** start of Data to use **

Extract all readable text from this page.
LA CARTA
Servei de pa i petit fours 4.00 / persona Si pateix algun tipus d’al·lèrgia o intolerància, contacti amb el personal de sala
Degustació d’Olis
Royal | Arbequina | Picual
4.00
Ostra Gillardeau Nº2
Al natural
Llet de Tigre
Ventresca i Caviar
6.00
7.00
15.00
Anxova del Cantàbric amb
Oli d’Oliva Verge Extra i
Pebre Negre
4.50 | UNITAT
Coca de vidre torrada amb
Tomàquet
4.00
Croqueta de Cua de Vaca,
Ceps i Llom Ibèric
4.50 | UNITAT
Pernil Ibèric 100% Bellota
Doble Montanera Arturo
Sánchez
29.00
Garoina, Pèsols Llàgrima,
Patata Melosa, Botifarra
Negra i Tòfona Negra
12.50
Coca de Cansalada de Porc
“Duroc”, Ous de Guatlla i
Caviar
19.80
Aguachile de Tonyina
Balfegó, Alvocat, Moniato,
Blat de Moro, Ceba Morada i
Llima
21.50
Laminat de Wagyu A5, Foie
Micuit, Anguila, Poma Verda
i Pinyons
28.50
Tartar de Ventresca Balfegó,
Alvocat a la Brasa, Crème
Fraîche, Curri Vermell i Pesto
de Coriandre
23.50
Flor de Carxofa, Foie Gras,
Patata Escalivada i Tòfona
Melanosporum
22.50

** end of Data to use **

What is expected: Show all lines from the records above where the word "Patata" occurs.

Final result:
Patata Melosa, Botifarra
Patata Escalivada i Tòfona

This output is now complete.